ОТРЫВОК =
К. Леонтьев Из статьи «Несколько воспоминаний и мыслей о покойном Ап. Григорьеве»
К. Леонтьев
Из статьи «Несколько воспоминаний и мыслей о покойном Ап. Григорьеве»
Письмо к Ник. Ник. Страхову
Незадолго до кончины Ап. Григорьева я познакомился с ним. Имя его я знавал и прежде – в первой моей молодости я читал его статьи в «Москвитянине» и сам тогда не знал, верить ли ему или нет. Слог его я находил смутным и странным; требования его казались мне слишком велики. По критической незрелости моей я тогда был поклонником «Записок охотника», и мне казалась возмутительной строгость, с которой Григорьев относился к первым произведениям Тургенева. (Григорьев отнесся иначе к более зрелым произведениям этого писателя и доказал этим свой критический такт.) Однако многое и из тогдашних его статей осталось у меня в памяти, и суждения не только о наших, но об А. де Мюссе и др. иностранных писателях, я и тогда это чувствовал, были исполнены глубины, изящества. Я чувствовал это и тогда, но отчасти благодаря моей собственной незрелости, отчасти благодаря ширине духа самого Аполлона Григорьева, с трудом вмещавшегося в слово, я все-таки повторял: «Непонятно, чего хочет этот человек!»

ЗАДАНИЕ 1 =
Перепишите дословно строки из записей: начните со строки, где есть «863, 622, 879]», и продолжайте до строки с «- section-heading: 二、» включительно.

(Данные пространственной разметки)
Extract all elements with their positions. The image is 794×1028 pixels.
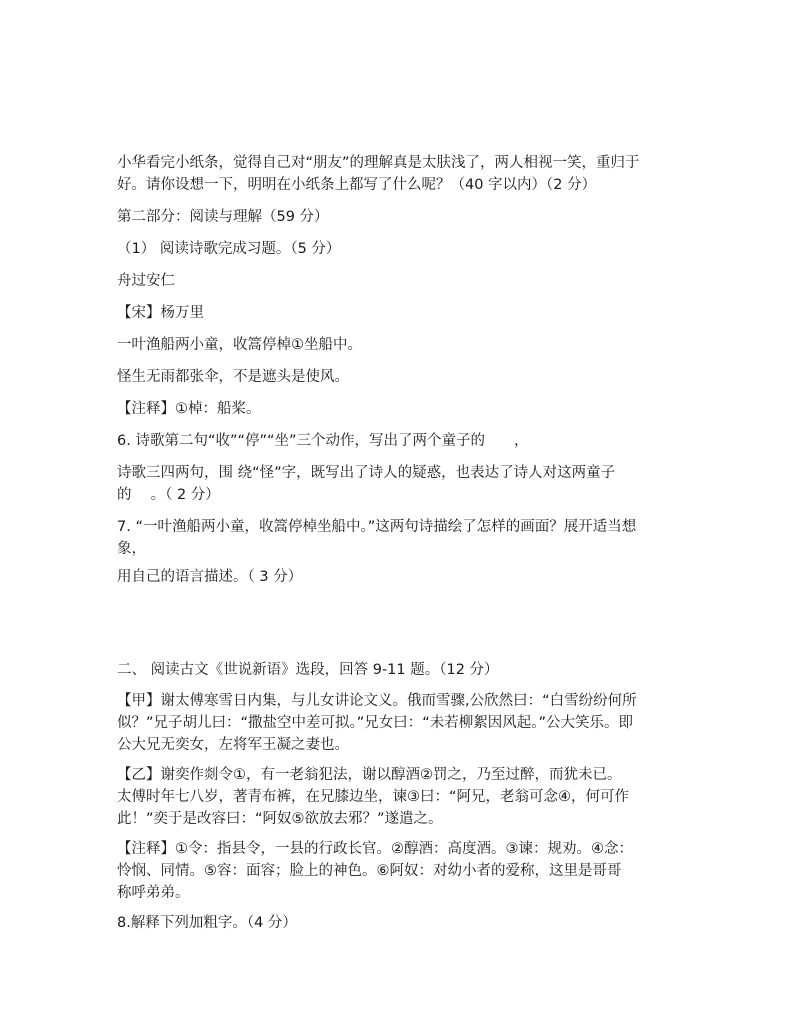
- text-line: 怜悯、同情。⑤容：面容；脸上的神色。⑥阿奴：对幼小者的爱称，这里是哥哥: [117, 863, 622, 879]
- passage-yi: 【乙】谢奕作剡令①，有一老翁犯法，谢以醇酒②罚之，乃至过醉，而犹未已。: [117, 767, 622, 783]
- question-6: 6. 诗歌第二句“收”“停”“坐”三个动作，写出了两个童子的 ，: [117, 433, 529, 449]
- passage-jia: 【甲】谢太傅寒雪日内集，与儿女讲论文义。俄而雪骤,公欣然曰：“白雪纷纷何所: [117, 693, 637, 709]
- question-7: 7. “一叶渔船两小童，收篙停棹坐船中。”这两句诗描绘了怎样的画面？展开适当想: [117, 519, 637, 535]
- text-line: 公大兄无奕女，左将军王凝之妻也。: [117, 737, 349, 753]
- text-line: 诗歌三四两句，围 绕“怪”字，既写出了诗人的疑惑，也表达了诗人对这两童子: [117, 465, 616, 481]
- annotation: 【注释】①棹：船桨。: [117, 401, 261, 417]
- text-line: 此！”奕于是改容曰：“阿奴⑤欲放去邪？”遂遣之。: [117, 811, 443, 827]
- text-line: 小华看完小纸条，觉得自己对“朋友”的理解真是太肤浅了，两人相视一笑，重归于: [117, 155, 640, 171]
- question-8: 8.解释下列加粗字。（4 分）: [117, 915, 297, 931]
- text-line: 的 。（ 2 分）: [117, 487, 220, 503]
- poem-title: 舟过安仁: [117, 273, 175, 289]
- poem-line: 怪生无雨都张伞，不是遮头是使风。: [117, 369, 349, 385]
- text-line: 好。请你设想一下，明明在小纸条上都写了什么呢？（40 字以内）（2 分）: [117, 177, 597, 193]
- section-heading: 二、 阅读古文《世说新语》选段，回答 9-11 题。（12 分）: [117, 662, 499, 678]
- annotation: 【注释】①令：指县令，一县的行政长官。②醇酒：高度酒。③谏：规劝。④念：: [117, 841, 633, 857]
- poem-author: 【宋】杨万里: [117, 305, 204, 321]
- text-line: 太傅时年七八岁，著青布裤，在兄膝边坐，谏③曰：“阿兄，老翁可念④，何可作: [117, 789, 630, 805]
- section-heading: 第二部分：阅读与理解（59 分）: [117, 209, 329, 225]
- text-line: 象，: [117, 541, 146, 557]
- text-line: 似？”兄子胡儿曰：“撒盐空中差可拟。”兄女曰：“未若柳絮因风起。”公大笑乐。即: [117, 715, 634, 731]
- text-line: 称呼弟弟。: [117, 885, 190, 901]
- text-line: 用自己的语言描述。（ 3 分）: [117, 569, 303, 585]
- poem-line: 一叶渔船两小童，收篙停棹①坐船中。: [117, 337, 362, 353]
- question-heading: （1） 阅读诗歌完成习题。（5 分）: [117, 241, 341, 257]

ЗАДАНИЕ 2 =
В каком журнале автор отрывка о Григорьеве читал его статьи в первой молодости?

ОТВЕТ 1 =
- text-line: 怜悯、同情。⑤容：面容；脸上的神色。⑥阿奴：对幼小者的爱称，这里是哥哥: [117, 863, 622, 879]
- passage-yi: 【乙】谢奕作剡令①，有一老翁犯法，谢以醇酒②罚之，乃至过醉，而犹未已。: [117, 767, 622, 783]
- question-6: 6. 诗歌第二句“收”“停”“坐”三个动作，写出了两个童子的 ，: [117, 433, 529, 449]
- passage-jia: 【甲】谢太傅寒雪日内集，与儿女讲论文义。俄而雪骤,公欣然曰：“白雪纷纷何所: [117, 693, 637, 709]
- question-7: 7. “一叶渔船两小童，收篙停棹坐船中。”这两句诗描绘了怎样的画面？展开适当想: [117, 519, 637, 535]
- text-line: 公大兄无奕女，左将军王凝之妻也。: [117, 737, 349, 753]
- text-line: 诗歌三四两句，围 绕“怪”字，既写出了诗人的疑惑，也表达了诗人对这两童子: [117, 465, 616, 481]
- annotation: 【注释】①棹：船桨。: [117, 401, 261, 417]
- text-line: 此！”奕于是改容曰：“阿奴⑤欲放去邪？”遂遣之。: [117, 811, 443, 827]
- text-line: 小华看完小纸条，觉得自己对“朋友”的理解真是太肤浅了，两人相视一笑，重归于: [117, 155, 640, 171]
- question-8: 8.解释下列加粗字。（4 分）: [117, 915, 297, 931]
- text-line: 的 。（ 2 分）: [117, 487, 220, 503]
- poem-title: 舟过安仁: [117, 273, 175, 289]
- poem-line: 怪生无雨都张伞，不是遮头是使风。: [117, 369, 349, 385]
- text-line: 好。请你设想一下，明明在小纸条上都写了什么呢？（40 字以内）（2 分）: [117, 177, 597, 193]
- section-heading: 二、 阅读古文《世说新语》选段，回答 9-11 题。（12 分）: [117, 662, 499, 678]

ОТВЕТ 2 =
В «Москвитянине».